## What the task asks
Collect every line that includes the string "name".
============
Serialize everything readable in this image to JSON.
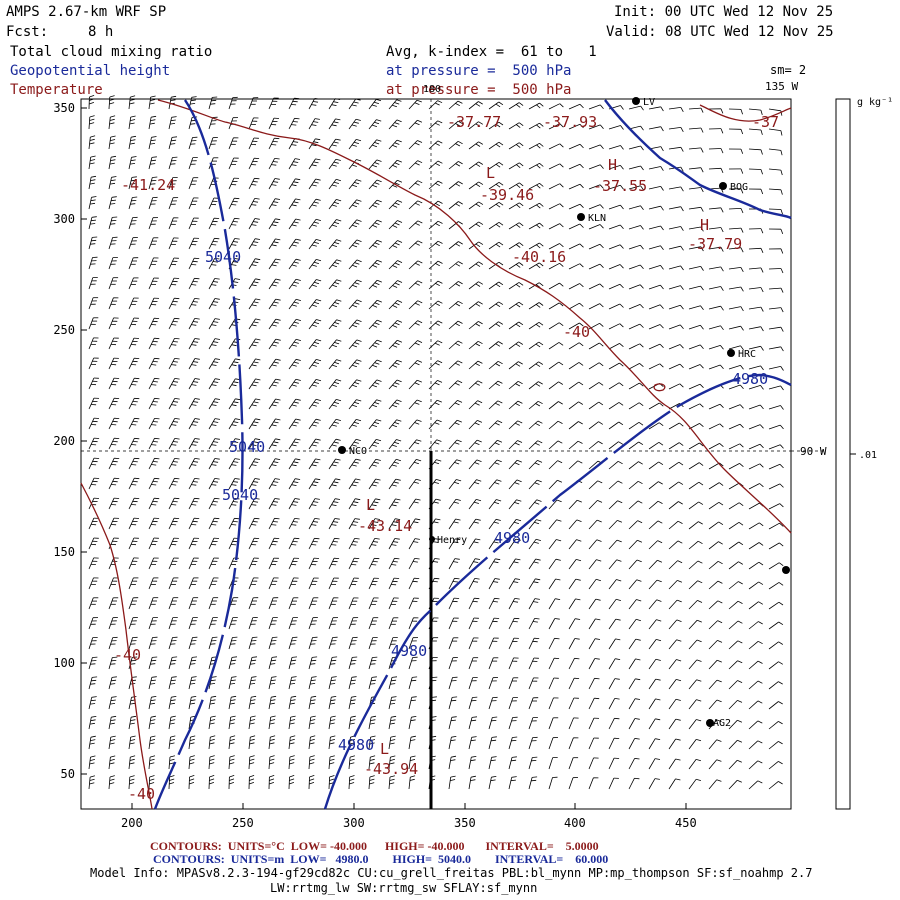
{
  "header": {
    "model": "AMPS 2.67-km WRF SP",
    "fcst_label": "Fcst:",
    "fcst_value": "8 h",
    "init": "Init: 00 UTC Wed 12 Nov 25",
    "valid": "Valid: 08 UTC Wed 12 Nov 25",
    "field1": "Total cloud mixing ratio",
    "field2": "Geopotential height",
    "field3": "Temperature",
    "avg": "Avg, k-index =  61 to   1",
    "pres_blue": "at pressure =  500 hPa",
    "pres_red": "at pressure =  500 hPa",
    "smooth": "sm= 2"
  },
  "axes": {
    "x_ticks": [
      "200",
      "250",
      "300",
      "350",
      "400",
      "450"
    ],
    "y_ticks": [
      "350",
      "300",
      "250",
      "200",
      "150",
      "100",
      "50"
    ],
    "lon_top_a": "180",
    "lon_top_b": "135 W",
    "lon_right": "90 W"
  },
  "colorbar": {
    "unit": "g kg⁻¹",
    "tick": ".01"
  },
  "stations": [
    {
      "label": "NCO"
    },
    {
      "label": "Henry"
    },
    {
      "label": "KLN"
    },
    {
      "label": "BOG"
    },
    {
      "label": "HRC"
    },
    {
      "label": "AG2"
    },
    {
      "label": "LV"
    }
  ],
  "temp_labels": [
    "-41.24",
    "-37.77",
    "-37.93",
    "-37",
    "-39.46",
    "-37.55",
    "-37.79",
    "-40.16",
    "-40",
    "-43.14",
    "-40",
    "-43.94",
    "-40"
  ],
  "height_labels": [
    "5040",
    "5040",
    "5040",
    "4980",
    "4980",
    "4980",
    "4980"
  ],
  "extrema": [
    "L",
    "H",
    "H",
    "L",
    "L"
  ],
  "footer": {
    "red_line": "CONTOURS:  UNITS=°C  LOW= -40.000      HIGH= -40.000       INTERVAL=    5.0000",
    "blue_line": "CONTOURS:  UNITS=m  LOW=   4980.0        HIGH=  5040.0        INTERVAL=    60.000",
    "model_info": "Model Info: MPASv8.2.3-194-gf29cd82c CU:cu_grell_freitas PBL:bl_mynn MP:mp_thompson SF:sf_noahmp 2.7",
    "model_info2": "LW:rrtmg_lw SW:rrtmg_sw SFLAY:sf_mynn"
  },
  "colors": {
    "temperature": "#8b1a1a",
    "height": "#1a2a9a",
    "axis": "#000000"
  }
}
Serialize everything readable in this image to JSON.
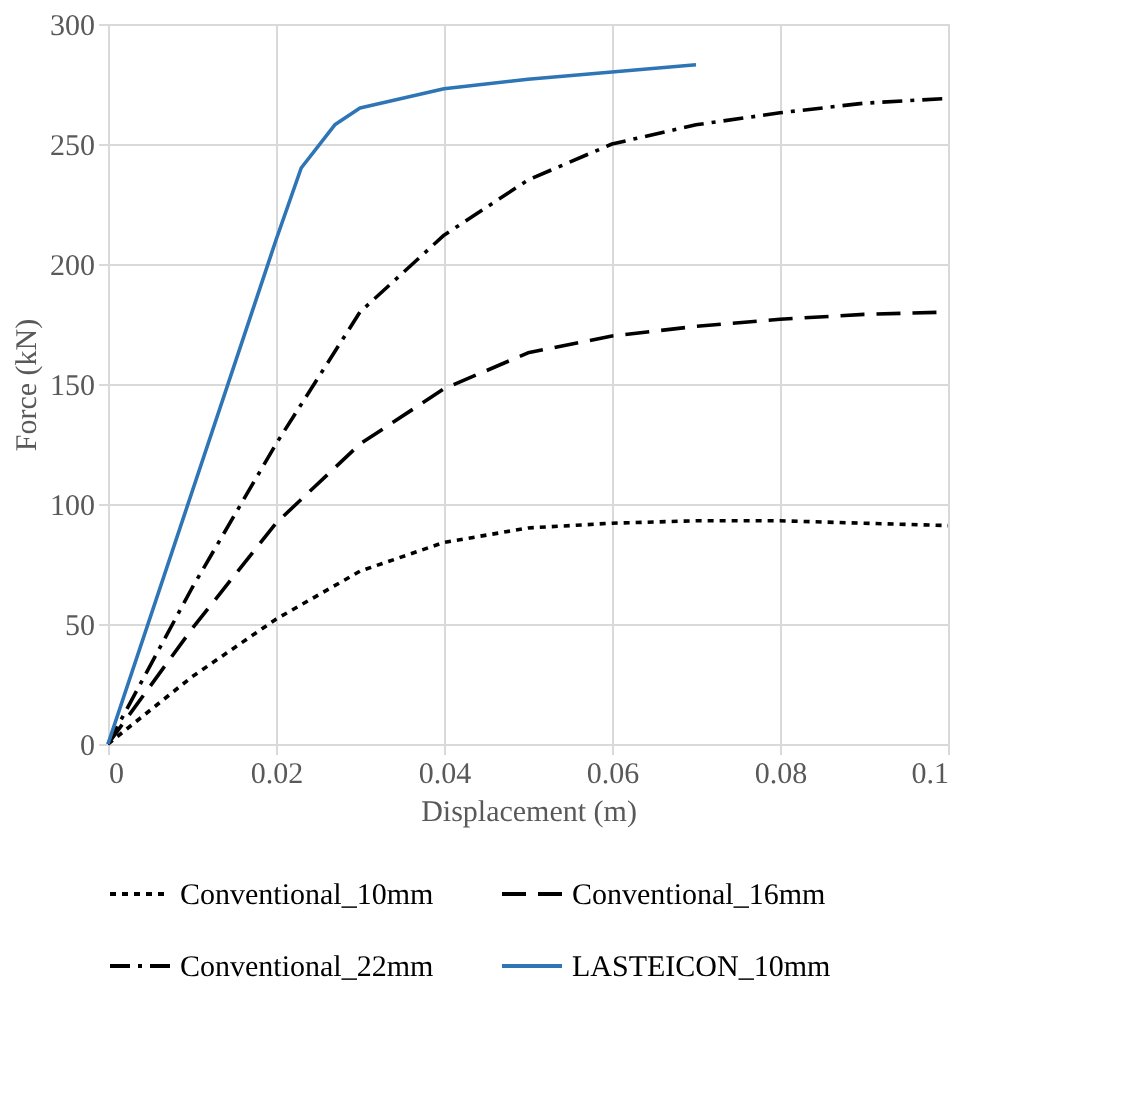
{
  "chart_data": {
    "type": "line",
    "xlabel": "Displacement (m)",
    "ylabel": "Force (kN)",
    "xlim": [
      0,
      0.1
    ],
    "xticks": [
      0,
      0.02,
      0.04,
      0.06,
      0.08,
      0.1
    ],
    "ylim": [
      0,
      300
    ],
    "yticks": [
      0,
      50,
      100,
      150,
      200,
      250,
      300
    ],
    "grid": true,
    "legend": "bottom",
    "marker": "none",
    "series": [
      {
        "name": "Conventional_10mm",
        "color": "#000000",
        "line_style": "dotted",
        "x": [
          0,
          0.01,
          0.02,
          0.03,
          0.04,
          0.05,
          0.06,
          0.07,
          0.08,
          0.09,
          0.1
        ],
        "values": [
          0,
          28,
          52,
          72,
          84,
          90,
          92,
          93,
          93,
          92,
          91
        ]
      },
      {
        "name": "Conventional_16mm",
        "color": "#000000",
        "line_style": "dashed",
        "x": [
          0,
          0.01,
          0.02,
          0.03,
          0.04,
          0.05,
          0.06,
          0.07,
          0.08,
          0.09,
          0.1
        ],
        "values": [
          0,
          48,
          92,
          125,
          148,
          163,
          170,
          174,
          177,
          179,
          180
        ]
      },
      {
        "name": "Conventional_22mm",
        "color": "#000000",
        "line_style": "dashdot",
        "x": [
          0,
          0.01,
          0.02,
          0.03,
          0.04,
          0.05,
          0.06,
          0.07,
          0.08,
          0.09,
          0.1
        ],
        "values": [
          0,
          65,
          125,
          180,
          212,
          235,
          250,
          258,
          263,
          267,
          269
        ]
      },
      {
        "name": "LASTEICON_10mm",
        "color": "#2e75b6",
        "line_style": "solid",
        "x": [
          0,
          0.01,
          0.02,
          0.023,
          0.027,
          0.03,
          0.04,
          0.05,
          0.06,
          0.07
        ],
        "values": [
          0,
          105,
          210,
          240,
          258,
          265,
          273,
          277,
          280,
          283
        ]
      }
    ]
  }
}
============
## Expected output
        "name": "Conventional_10mm",
        "name": "Conventional_16mm",
        "name": "Conventional_22mm",
        "name": "LASTEICON_10mm",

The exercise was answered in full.